- **Task description**
Collect all lines containing the word "name" from the data.

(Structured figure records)

++++++++++++++++++++

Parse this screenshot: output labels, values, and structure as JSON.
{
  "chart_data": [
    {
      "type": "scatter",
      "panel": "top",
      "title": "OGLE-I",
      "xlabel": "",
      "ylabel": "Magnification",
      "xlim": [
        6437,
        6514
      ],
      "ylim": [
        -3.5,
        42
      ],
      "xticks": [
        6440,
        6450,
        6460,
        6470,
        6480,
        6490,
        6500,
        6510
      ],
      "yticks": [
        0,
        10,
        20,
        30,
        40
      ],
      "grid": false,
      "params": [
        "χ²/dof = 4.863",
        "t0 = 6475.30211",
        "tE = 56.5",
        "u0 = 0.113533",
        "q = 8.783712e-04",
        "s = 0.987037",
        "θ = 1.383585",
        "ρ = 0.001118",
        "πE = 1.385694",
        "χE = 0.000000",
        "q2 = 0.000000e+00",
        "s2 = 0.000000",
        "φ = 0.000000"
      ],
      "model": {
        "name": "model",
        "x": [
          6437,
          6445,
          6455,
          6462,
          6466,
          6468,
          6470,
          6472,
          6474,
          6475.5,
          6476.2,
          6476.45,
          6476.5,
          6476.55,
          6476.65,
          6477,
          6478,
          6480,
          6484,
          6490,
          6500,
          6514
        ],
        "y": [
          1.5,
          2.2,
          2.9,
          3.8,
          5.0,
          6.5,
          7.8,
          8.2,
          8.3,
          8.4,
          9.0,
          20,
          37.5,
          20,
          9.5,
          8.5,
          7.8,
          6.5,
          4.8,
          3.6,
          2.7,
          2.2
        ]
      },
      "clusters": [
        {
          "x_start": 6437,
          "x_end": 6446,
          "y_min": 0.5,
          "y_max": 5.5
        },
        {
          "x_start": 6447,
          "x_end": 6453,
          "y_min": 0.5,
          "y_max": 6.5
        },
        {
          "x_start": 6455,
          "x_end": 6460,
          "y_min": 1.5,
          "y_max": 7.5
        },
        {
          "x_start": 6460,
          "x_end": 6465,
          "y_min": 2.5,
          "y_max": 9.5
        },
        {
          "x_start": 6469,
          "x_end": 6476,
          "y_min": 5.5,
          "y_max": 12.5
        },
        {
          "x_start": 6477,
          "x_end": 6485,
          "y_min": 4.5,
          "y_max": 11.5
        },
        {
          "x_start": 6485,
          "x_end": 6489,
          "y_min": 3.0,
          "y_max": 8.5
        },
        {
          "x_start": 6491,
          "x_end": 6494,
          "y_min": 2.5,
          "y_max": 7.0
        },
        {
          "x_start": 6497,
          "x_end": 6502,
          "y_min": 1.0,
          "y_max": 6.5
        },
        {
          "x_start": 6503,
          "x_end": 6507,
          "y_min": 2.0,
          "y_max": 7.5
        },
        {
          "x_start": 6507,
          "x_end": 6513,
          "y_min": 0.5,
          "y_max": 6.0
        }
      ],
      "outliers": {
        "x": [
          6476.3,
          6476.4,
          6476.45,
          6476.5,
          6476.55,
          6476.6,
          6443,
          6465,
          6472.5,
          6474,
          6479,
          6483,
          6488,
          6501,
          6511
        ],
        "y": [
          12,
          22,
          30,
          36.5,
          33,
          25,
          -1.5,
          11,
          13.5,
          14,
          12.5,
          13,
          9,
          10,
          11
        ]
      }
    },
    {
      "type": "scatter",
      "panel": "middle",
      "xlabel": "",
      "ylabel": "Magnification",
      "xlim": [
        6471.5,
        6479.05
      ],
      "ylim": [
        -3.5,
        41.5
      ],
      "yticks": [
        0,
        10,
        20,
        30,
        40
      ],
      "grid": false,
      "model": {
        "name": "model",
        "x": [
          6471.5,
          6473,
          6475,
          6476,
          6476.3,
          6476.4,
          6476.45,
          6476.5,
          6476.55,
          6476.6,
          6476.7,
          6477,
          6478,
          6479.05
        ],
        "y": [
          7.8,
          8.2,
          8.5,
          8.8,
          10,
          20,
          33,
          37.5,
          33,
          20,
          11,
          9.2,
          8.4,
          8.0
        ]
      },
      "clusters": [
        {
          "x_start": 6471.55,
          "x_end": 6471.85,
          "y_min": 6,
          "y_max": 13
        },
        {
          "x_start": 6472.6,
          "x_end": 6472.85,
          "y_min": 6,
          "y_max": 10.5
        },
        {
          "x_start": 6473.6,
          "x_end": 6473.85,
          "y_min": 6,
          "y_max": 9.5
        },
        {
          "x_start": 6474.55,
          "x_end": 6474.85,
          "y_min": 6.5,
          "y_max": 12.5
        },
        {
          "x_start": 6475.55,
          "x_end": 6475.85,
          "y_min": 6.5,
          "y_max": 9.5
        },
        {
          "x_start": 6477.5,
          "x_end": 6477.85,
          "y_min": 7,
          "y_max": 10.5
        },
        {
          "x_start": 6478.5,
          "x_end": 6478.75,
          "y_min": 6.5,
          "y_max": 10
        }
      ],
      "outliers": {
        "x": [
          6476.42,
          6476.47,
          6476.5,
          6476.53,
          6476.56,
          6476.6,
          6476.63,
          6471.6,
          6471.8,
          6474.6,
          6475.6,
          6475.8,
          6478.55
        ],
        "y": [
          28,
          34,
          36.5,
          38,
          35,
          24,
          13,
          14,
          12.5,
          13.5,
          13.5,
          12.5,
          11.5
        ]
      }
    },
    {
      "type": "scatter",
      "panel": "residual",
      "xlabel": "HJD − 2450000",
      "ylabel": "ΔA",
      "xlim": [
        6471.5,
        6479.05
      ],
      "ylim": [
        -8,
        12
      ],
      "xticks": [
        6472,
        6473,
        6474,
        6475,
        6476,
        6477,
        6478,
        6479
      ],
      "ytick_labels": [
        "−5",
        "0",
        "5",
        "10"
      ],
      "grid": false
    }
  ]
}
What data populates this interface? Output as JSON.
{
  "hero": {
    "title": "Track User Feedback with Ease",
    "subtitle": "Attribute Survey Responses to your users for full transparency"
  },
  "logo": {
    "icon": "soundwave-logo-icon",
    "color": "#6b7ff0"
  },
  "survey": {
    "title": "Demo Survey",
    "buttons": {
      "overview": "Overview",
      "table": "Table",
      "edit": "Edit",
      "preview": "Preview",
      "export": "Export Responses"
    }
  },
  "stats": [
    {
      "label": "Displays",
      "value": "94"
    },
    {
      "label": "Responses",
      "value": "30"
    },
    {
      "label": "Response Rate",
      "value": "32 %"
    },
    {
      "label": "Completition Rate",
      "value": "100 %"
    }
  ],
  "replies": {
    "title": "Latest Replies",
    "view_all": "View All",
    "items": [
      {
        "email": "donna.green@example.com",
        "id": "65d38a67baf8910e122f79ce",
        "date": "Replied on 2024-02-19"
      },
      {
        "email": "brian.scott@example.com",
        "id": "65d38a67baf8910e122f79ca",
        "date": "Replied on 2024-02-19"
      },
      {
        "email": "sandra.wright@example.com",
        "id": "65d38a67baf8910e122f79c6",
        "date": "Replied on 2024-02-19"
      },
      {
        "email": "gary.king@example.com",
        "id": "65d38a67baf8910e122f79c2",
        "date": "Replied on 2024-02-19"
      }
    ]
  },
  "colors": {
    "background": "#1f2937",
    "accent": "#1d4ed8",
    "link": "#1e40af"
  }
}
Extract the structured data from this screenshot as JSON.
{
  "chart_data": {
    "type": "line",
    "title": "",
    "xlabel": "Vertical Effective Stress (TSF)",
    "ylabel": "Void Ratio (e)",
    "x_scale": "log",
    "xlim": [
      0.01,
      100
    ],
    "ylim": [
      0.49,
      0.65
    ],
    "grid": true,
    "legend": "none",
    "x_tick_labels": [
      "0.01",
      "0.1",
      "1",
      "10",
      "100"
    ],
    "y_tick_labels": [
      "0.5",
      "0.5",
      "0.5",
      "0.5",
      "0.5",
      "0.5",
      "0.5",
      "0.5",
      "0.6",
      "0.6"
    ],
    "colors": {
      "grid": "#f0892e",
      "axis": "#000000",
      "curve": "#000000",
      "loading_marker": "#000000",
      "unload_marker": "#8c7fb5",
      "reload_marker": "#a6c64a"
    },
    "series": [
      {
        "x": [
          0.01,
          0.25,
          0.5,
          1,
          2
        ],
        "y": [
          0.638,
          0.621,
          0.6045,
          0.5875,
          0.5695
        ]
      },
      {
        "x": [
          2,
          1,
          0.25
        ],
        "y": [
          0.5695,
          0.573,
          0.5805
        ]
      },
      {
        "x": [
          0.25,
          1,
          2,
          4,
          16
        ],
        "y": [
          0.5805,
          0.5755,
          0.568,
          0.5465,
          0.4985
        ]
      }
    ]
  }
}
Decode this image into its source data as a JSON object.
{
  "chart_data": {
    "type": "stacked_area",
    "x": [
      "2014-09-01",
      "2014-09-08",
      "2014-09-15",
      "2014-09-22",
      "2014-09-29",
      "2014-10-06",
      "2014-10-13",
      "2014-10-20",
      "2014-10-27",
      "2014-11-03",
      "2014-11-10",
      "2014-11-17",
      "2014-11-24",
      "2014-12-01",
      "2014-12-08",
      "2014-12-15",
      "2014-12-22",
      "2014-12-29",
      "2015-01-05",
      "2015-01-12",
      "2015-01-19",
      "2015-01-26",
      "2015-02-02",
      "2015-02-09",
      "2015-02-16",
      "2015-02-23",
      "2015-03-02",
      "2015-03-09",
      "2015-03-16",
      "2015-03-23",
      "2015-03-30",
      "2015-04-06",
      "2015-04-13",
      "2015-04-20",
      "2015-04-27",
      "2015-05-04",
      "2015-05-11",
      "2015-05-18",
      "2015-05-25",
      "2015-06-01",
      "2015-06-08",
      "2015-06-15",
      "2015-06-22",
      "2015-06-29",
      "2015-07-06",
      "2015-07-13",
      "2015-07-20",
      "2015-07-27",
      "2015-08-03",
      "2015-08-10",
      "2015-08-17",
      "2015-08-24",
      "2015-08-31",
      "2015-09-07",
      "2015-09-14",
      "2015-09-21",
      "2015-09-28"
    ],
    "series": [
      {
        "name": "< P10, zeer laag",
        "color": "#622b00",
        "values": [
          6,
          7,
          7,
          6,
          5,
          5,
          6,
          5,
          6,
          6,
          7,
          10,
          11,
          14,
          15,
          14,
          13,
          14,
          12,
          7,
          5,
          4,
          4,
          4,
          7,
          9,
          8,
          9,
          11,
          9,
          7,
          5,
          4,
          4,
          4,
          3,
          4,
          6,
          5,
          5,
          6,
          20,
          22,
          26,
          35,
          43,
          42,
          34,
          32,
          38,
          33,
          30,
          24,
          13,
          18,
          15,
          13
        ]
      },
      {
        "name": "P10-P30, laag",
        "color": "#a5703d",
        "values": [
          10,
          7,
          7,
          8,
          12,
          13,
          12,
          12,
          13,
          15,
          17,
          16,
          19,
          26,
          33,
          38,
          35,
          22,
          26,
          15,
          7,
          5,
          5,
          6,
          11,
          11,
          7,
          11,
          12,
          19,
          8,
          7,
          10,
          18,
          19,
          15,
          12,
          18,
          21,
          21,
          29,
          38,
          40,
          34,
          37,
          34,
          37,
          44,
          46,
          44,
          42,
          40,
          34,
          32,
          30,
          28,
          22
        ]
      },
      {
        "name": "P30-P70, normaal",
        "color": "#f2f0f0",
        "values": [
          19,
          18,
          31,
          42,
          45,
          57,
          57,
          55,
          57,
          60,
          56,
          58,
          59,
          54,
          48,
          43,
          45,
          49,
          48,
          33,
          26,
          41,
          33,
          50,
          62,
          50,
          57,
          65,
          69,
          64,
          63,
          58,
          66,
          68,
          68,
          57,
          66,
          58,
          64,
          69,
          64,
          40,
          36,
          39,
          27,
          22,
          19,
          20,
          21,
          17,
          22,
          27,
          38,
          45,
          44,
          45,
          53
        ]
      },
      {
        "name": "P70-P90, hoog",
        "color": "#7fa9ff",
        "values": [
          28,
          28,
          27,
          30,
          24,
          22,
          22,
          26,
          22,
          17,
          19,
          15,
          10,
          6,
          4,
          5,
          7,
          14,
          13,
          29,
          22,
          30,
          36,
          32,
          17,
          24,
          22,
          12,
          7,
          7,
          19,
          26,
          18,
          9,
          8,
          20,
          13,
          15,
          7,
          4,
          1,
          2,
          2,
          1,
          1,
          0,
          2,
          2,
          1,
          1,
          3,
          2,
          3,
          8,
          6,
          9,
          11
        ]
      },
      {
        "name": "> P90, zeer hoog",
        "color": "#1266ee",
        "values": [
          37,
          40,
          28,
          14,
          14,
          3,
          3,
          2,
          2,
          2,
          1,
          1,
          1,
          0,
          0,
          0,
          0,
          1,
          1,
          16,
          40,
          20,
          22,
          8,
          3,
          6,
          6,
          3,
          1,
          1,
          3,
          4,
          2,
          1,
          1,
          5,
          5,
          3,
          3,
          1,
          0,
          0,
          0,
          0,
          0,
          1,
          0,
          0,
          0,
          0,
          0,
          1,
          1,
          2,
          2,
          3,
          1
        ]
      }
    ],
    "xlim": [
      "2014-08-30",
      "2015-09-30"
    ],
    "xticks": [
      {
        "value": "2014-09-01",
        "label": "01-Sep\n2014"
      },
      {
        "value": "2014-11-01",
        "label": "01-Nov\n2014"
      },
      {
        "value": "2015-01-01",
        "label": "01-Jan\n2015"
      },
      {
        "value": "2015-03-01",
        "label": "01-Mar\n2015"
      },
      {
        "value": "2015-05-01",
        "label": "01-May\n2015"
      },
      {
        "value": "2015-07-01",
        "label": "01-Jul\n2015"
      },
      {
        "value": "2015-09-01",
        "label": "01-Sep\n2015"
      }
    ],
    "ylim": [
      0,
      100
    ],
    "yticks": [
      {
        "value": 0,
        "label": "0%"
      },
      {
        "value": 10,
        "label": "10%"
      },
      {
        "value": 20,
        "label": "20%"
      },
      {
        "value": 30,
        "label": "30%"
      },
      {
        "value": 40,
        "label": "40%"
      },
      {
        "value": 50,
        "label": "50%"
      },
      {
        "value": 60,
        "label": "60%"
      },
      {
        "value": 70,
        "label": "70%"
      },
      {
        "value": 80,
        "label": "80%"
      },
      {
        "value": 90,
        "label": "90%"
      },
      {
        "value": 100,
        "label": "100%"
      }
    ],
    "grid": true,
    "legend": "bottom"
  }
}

++++++++++++++++++++

- **Worked answer**
        "name": "model",
        "name": "model",
        "name": "< P10, zeer laag",
        "name": "P10-P30, laag",
        "name": "P30-P70, normaal",
        "name": "P70-P90, hoog",
        "name": "> P90, zeer hoog",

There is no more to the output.